Recorded data:

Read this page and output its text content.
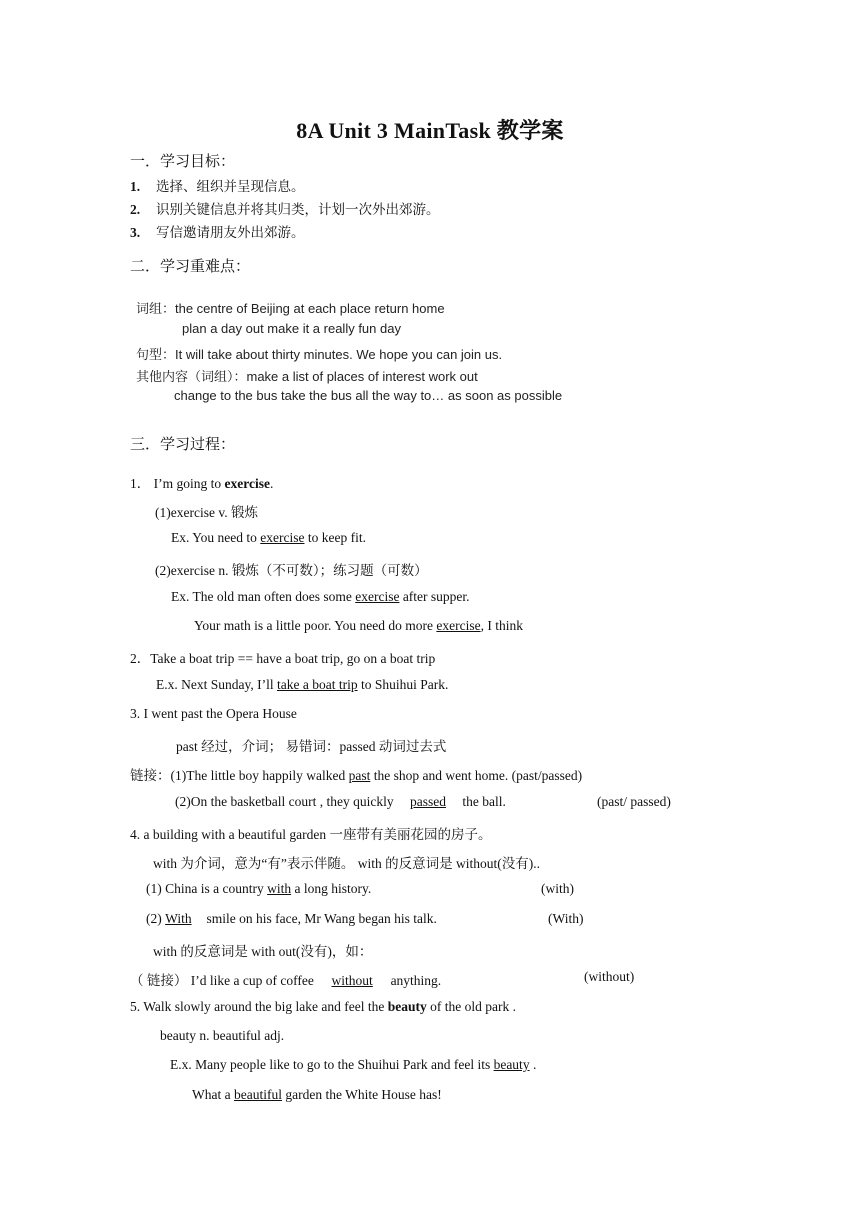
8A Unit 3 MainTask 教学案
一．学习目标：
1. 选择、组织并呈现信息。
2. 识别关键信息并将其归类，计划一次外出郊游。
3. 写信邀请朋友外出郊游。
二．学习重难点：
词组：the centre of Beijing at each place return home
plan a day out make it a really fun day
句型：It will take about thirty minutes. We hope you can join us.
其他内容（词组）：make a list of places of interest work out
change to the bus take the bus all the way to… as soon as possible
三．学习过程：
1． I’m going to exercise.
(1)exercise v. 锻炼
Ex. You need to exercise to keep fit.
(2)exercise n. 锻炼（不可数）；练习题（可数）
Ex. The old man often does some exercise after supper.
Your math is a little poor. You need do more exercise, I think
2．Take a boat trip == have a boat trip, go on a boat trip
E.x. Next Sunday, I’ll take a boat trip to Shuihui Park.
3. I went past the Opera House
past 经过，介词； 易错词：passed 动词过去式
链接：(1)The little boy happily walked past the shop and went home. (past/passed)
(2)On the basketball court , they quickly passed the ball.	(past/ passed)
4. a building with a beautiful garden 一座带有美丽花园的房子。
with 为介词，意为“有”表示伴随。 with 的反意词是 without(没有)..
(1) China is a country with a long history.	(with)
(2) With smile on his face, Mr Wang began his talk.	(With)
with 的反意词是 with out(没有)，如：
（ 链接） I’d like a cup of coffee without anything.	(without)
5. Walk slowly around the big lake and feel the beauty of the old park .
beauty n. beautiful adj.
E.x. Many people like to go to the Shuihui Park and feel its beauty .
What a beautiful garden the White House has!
* * *
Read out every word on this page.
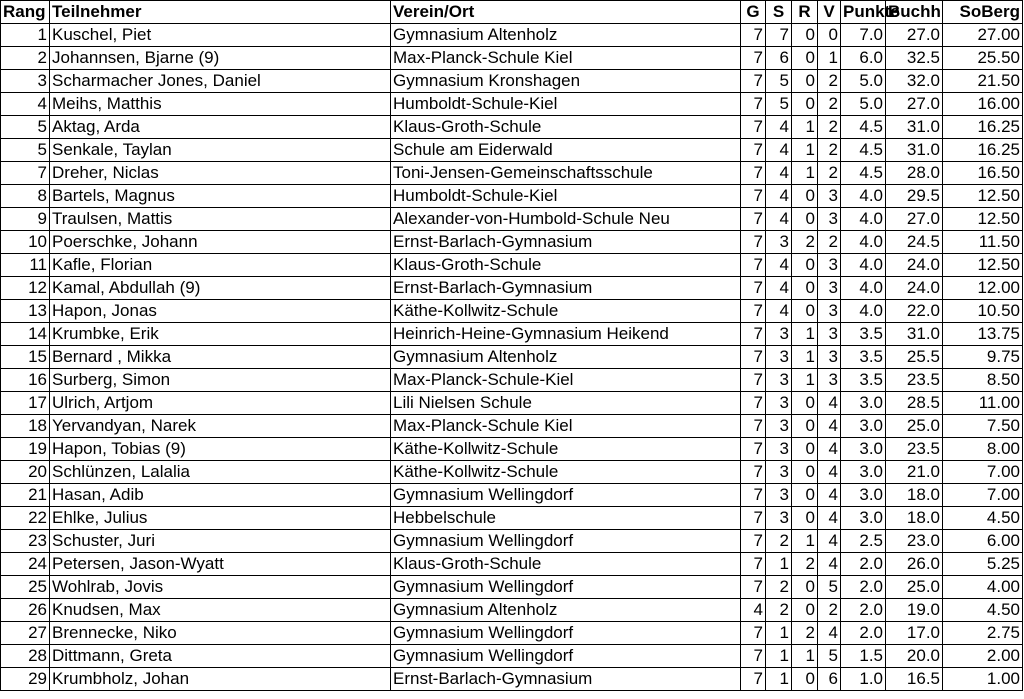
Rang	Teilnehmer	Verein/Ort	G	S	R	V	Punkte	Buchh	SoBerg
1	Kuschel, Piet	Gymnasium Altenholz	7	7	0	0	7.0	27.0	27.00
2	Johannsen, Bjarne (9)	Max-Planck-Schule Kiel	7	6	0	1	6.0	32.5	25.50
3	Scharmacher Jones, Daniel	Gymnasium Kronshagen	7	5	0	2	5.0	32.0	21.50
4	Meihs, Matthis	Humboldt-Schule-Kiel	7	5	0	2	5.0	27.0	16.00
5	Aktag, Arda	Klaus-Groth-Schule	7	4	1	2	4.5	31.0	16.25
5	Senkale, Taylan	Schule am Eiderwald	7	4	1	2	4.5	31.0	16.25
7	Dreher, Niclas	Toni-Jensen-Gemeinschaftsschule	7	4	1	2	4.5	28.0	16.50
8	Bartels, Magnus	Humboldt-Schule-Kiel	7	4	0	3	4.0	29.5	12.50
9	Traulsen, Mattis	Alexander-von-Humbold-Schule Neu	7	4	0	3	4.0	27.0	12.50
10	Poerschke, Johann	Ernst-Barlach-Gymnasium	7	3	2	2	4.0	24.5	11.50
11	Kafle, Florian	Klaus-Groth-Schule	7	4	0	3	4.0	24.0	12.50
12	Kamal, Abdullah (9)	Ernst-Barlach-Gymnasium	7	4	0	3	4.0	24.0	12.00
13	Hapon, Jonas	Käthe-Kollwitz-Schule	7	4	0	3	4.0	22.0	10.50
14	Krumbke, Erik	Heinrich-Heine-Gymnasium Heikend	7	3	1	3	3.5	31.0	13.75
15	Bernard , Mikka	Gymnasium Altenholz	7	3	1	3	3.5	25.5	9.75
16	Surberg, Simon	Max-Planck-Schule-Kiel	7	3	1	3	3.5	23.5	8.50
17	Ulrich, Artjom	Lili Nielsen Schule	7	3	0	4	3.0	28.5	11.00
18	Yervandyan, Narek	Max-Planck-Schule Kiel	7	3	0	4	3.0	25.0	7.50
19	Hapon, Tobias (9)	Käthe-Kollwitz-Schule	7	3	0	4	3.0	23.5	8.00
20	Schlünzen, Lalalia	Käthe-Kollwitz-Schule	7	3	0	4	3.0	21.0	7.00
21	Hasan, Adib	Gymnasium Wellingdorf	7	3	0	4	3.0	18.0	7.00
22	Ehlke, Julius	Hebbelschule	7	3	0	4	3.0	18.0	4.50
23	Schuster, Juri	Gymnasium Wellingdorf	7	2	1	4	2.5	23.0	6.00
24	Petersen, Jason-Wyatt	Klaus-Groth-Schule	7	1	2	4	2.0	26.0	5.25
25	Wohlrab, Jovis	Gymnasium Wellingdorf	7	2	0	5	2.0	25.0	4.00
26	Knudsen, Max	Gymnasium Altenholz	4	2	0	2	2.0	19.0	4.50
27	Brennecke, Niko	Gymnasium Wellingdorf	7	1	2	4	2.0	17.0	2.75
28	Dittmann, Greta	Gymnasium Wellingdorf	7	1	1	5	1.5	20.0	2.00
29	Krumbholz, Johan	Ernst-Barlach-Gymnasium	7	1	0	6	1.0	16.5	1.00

Your instructions
List the lines of the entries that include "Käthe".

Written answer
13	Hapon, Jonas	Käthe-Kollwitz-Schule	7	4	0	3	4.0	22.0	10.50
19	Hapon, Tobias (9)	Käthe-Kollwitz-Schule	7	3	0	4	3.0	23.5	8.00
20	Schlünzen, Lalalia	Käthe-Kollwitz-Schule	7	3	0	4	3.0	21.0	7.00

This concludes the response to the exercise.